Instructions for the task:
Extract the full set of records, then give each one again exactly.

======== Information shown

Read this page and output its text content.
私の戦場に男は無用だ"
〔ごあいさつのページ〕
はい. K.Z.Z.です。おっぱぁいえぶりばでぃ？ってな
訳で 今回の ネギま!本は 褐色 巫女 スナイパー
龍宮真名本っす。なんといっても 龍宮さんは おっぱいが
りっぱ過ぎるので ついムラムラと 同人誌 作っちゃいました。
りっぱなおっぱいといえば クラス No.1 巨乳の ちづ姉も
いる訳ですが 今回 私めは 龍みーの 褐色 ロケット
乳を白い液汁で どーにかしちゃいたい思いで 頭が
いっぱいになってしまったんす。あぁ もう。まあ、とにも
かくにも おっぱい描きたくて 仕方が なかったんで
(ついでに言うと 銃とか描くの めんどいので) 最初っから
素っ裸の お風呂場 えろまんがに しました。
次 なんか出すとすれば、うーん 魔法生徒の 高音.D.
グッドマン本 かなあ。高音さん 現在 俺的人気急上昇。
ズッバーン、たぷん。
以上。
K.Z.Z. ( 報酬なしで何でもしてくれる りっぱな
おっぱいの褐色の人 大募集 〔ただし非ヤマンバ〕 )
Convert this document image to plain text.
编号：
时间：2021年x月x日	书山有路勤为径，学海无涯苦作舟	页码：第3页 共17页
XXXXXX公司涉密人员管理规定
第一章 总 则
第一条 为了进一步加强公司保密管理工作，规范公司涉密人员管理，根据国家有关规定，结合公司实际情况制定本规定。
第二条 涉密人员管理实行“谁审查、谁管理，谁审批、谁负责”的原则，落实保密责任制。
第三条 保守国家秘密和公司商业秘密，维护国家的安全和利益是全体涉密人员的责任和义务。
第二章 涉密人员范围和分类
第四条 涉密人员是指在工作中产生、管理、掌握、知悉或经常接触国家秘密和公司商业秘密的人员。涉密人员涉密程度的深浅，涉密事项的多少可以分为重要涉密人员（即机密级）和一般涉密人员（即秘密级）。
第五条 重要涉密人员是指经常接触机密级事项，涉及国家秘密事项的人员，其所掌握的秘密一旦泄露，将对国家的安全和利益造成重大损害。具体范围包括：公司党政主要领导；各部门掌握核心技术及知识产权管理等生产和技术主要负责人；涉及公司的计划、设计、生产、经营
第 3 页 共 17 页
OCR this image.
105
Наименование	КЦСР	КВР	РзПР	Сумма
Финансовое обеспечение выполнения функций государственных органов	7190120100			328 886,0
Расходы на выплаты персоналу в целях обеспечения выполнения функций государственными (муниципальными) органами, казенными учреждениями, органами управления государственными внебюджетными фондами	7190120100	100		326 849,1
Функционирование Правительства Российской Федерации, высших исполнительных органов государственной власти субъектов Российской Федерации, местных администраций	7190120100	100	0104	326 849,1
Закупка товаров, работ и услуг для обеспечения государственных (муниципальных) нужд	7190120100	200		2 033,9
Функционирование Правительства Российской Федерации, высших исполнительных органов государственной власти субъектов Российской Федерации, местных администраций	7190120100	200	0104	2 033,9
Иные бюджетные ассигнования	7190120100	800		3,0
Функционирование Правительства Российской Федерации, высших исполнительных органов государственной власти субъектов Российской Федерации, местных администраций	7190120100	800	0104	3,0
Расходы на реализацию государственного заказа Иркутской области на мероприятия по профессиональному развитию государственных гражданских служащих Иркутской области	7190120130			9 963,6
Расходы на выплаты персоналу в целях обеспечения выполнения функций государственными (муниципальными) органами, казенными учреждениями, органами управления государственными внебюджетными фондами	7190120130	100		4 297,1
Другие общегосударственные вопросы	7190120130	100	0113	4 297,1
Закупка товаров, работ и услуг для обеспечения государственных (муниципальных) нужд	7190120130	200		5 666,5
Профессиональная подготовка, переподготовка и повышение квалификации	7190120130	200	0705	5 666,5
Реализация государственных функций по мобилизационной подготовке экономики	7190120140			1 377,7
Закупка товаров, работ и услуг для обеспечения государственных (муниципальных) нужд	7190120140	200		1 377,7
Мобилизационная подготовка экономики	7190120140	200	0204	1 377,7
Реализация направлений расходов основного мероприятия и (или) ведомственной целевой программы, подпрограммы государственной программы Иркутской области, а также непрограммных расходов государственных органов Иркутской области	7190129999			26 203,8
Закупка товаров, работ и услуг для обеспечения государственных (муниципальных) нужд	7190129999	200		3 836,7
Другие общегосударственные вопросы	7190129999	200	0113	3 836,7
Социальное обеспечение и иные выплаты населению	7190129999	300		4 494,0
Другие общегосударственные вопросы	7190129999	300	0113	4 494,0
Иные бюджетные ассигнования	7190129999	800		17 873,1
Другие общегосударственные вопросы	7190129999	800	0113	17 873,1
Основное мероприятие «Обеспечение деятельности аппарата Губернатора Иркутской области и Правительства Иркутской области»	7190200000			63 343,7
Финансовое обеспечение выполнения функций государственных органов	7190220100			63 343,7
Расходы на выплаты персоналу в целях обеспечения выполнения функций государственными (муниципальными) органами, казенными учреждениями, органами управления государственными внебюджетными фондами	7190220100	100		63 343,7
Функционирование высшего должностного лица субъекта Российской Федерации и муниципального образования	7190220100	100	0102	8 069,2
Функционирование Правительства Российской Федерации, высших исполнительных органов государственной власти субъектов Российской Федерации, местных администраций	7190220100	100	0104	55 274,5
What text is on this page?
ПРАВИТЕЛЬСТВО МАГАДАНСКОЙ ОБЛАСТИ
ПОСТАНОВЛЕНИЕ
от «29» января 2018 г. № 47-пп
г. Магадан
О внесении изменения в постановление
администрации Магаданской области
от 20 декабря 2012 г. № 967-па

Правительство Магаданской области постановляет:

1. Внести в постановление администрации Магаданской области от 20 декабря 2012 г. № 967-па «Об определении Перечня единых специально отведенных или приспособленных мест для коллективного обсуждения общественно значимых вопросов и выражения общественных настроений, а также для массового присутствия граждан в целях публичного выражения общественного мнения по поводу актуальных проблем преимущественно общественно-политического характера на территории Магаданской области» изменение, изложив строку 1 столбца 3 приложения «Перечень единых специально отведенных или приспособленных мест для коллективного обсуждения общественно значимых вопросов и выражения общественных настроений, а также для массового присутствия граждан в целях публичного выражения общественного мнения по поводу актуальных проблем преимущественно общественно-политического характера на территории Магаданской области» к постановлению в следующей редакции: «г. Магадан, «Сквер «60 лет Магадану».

================

Reply:
Read this page and output its text content.
私の戦場に男は無用だ"
〔ごあいさつのページ〕
はい. K.Z.Z.です。おっぱぁいえぶりばでぃ？ってな
訳で 今回の ネギま!本は 褐色 巫女 スナイパー
龍宮真名本っす。なんといっても 龍宮さんは おっぱいが
りっぱ過ぎるので ついムラムラと 同人誌 作っちゃいました。
りっぱなおっぱいといえば クラス No.1 巨乳の ちづ姉も
いる訳ですが 今回 私めは 龍みーの 褐色 ロケット
乳を白い液汁で どーにかしちゃいたい思いで 頭が
いっぱいになってしまったんす。あぁ もう。まあ、とにも
かくにも おっぱい描きたくて 仕方が なかったんで
(ついでに言うと 銃とか描くの めんどいので) 最初っから
素っ裸の お風呂場 えろまんがに しました。
次 なんか出すとすれば、うーん 魔法生徒の 高音.D.
グッドマン本 かなあ。高音さん 現在 俺的人気急上昇。
ズッバーン、たぷん。
以上。
K.Z.Z. ( 報酬なしで何でもしてくれる りっぱな
おっぱいの褐色の人 大募集 〔ただし非ヤマンバ〕 )
Convert this document image to plain text.
编号：
时间：2021年x月x日	书山有路勤为径，学海无涯苦作舟	页码：第3页 共17页
XXXXXX公司涉密人员管理规定
第一章 总 则
第一条 为了进一步加强公司保密管理工作，规范公司涉密人员管理，根据国家有关规定，结合公司实际情况制定本规定。
第二条 涉密人员管理实行“谁审查、谁管理，谁审批、谁负责”的原则，落实保密责任制。
第三条 保守国家秘密和公司商业秘密，维护国家的安全和利益是全体涉密人员的责任和义务。
第二章 涉密人员范围和分类
第四条 涉密人员是指在工作中产生、管理、掌握、知悉或经常接触国家秘密和公司商业秘密的人员。涉密人员涉密程度的深浅，涉密事项的多少可以分为重要涉密人员（即机密级）和一般涉密人员（即秘密级）。
第五条 重要涉密人员是指经常接触机密级事项，涉及国家秘密事项的人员，其所掌握的秘密一旦泄露，将对国家的安全和利益造成重大损害。具体范围包括：公司党政主要领导；各部门掌握核心技术及知识产权管理等生产和技术主要负责人；涉及公司的计划、设计、生产、经营
第 3 页 共 17 页
OCR this image.
105
Наименование	КЦСР	КВР	РзПР	Сумма
Финансовое обеспечение выполнения функций государственных органов	7190120100			328 886,0
Расходы на выплаты персоналу в целях обеспечения выполнения функций государственными (муниципальными) органами, казенными учреждениями, органами управления государственными внебюджетными фондами	7190120100	100		326 849,1
Функционирование Правительства Российской Федерации, высших исполнительных органов государственной власти субъектов Российской Федерации, местных администраций	7190120100	100	0104	326 849,1
Закупка товаров, работ и услуг для обеспечения государственных (муниципальных) нужд	7190120100	200		2 033,9
Функционирование Правительства Российской Федерации, высших исполнительных органов государственной власти субъектов Российской Федерации, местных администраций	7190120100	200	0104	2 033,9
Иные бюджетные ассигнования	7190120100	800		3,0
Функционирование Правительства Российской Федерации, высших исполнительных органов государственной власти субъектов Российской Федерации, местных администраций	7190120100	800	0104	3,0
Расходы на реализацию государственного заказа Иркутской области на мероприятия по профессиональному развитию государственных гражданских служащих Иркутской области	7190120130			9 963,6
Расходы на выплаты персоналу в целях обеспечения выполнения функций государственными (муниципальными) органами, казенными учреждениями, органами управления государственными внебюджетными фондами	7190120130	100		4 297,1
Другие общегосударственные вопросы	7190120130	100	0113	4 297,1
Закупка товаров, работ и услуг для обеспечения государственных (муниципальных) нужд	7190120130	200		5 666,5
Профессиональная подготовка, переподготовка и повышение квалификации	7190120130	200	0705	5 666,5
Реализация государственных функций по мобилизационной подготовке экономики	7190120140			1 377,7
Закупка товаров, работ и услуг для обеспечения государственных (муниципальных) нужд	7190120140	200		1 377,7
Мобилизационная подготовка экономики	7190120140	200	0204	1 377,7
Реализация направлений расходов основного мероприятия и (или) ведомственной целевой программы, подпрограммы государственной программы Иркутской области, а также непрограммных расходов государственных органов Иркутской области	7190129999			26 203,8
Закупка товаров, работ и услуг для обеспечения государственных (муниципальных) нужд	7190129999	200		3 836,7
Другие общегосударственные вопросы	7190129999	200	0113	3 836,7
Социальное обеспечение и иные выплаты населению	7190129999	300		4 494,0
Другие общегосударственные вопросы	7190129999	300	0113	4 494,0
Иные бюджетные ассигнования	7190129999	800		17 873,1
Другие общегосударственные вопросы	7190129999	800	0113	17 873,1
Основное мероприятие «Обеспечение деятельности аппарата Губернатора Иркутской области и Правительства Иркутской области»	7190200000			63 343,7
Финансовое обеспечение выполнения функций государственных органов	7190220100			63 343,7
Расходы на выплаты персоналу в целях обеспечения выполнения функций государственными (муниципальными) органами, казенными учреждениями, органами управления государственными внебюджетными фондами	7190220100	100		63 343,7
Функционирование высшего должностного лица субъекта Российской Федерации и муниципального образования	7190220100	100	0102	8 069,2
Функционирование Правительства Российской Федерации, высших исполнительных органов государственной власти субъектов Российской Федерации, местных администраций	7190220100	100	0104	55 274,5
What text is on this page?
ПРАВИТЕЛЬСТВО МАГАДАНСКОЙ ОБЛАСТИ
ПОСТАНОВЛЕНИЕ
от «29» января 2018 г. № 47-пп
г. Магадан
О внесении изменения в постановление
администрации Магаданской области
от 20 декабря 2012 г. № 967-па

Правительство Магаданской области постановляет:

1. Внести в постановление администрации Магаданской области от 20 декабря 2012 г. № 967-па «Об определении Перечня единых специально отведенных или приспособленных мест для коллективного обсуждения общественно значимых вопросов и выражения общественных настроений, а также для массового присутствия граждан в целях публичного выражения общественного мнения по поводу актуальных проблем преимущественно общественно-политического характера на территории Магаданской области» изменение, изложив строку 1 столбца 3 приложения «Перечень единых специально отведенных или приспособленных мест для коллективного обсуждения общественно значимых вопросов и выражения общественных настроений, а также для массового присутствия граждан в целях публичного выражения общественного мнения по поводу актуальных проблем преимущественно общественно-политического характера на территории Магаданской области» к постановлению в следующей редакции: «г. Магадан, «Сквер «60 лет Магадану».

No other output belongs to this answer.